## Begin

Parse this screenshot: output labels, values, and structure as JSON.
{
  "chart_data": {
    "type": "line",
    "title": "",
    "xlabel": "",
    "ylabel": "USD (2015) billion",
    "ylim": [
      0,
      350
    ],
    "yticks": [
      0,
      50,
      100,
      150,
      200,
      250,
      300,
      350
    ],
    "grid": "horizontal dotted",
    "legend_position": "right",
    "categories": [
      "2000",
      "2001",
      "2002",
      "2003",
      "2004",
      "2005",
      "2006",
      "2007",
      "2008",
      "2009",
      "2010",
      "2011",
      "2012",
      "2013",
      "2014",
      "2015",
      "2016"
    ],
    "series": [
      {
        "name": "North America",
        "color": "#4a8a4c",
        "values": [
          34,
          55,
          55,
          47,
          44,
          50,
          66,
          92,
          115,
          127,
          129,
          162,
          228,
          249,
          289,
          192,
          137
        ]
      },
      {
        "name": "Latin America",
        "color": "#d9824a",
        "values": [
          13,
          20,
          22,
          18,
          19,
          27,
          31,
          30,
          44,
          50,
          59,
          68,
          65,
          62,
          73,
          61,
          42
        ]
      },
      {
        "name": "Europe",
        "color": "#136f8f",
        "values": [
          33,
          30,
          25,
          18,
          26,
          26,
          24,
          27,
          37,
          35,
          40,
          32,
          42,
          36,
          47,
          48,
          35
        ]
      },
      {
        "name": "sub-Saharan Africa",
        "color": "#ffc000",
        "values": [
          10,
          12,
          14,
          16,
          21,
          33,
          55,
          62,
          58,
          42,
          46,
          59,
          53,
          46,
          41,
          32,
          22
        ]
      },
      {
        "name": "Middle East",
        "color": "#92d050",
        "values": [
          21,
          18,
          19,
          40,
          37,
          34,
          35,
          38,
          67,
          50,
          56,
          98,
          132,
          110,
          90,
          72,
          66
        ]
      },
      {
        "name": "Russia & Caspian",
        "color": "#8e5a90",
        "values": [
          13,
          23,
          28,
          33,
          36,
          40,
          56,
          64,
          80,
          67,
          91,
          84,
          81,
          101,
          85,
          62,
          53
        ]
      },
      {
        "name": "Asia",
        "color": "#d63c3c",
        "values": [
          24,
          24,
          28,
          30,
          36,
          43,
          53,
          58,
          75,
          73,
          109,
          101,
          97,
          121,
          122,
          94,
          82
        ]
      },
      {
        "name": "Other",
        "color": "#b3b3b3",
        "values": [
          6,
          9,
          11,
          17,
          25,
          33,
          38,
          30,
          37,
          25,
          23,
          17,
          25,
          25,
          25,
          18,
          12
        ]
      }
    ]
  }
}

## End

• [Task description]: Locate and copy each line in the data above that includes the word "name".

• [Exercise answer]:
        "name": "North America",
        "name": "Latin America",
        "name": "Europe",
        "name": "sub-Saharan Africa",
        "name": "Middle East",
        "name": "Russia & Caspian",
        "name": "Asia",
        "name": "Other",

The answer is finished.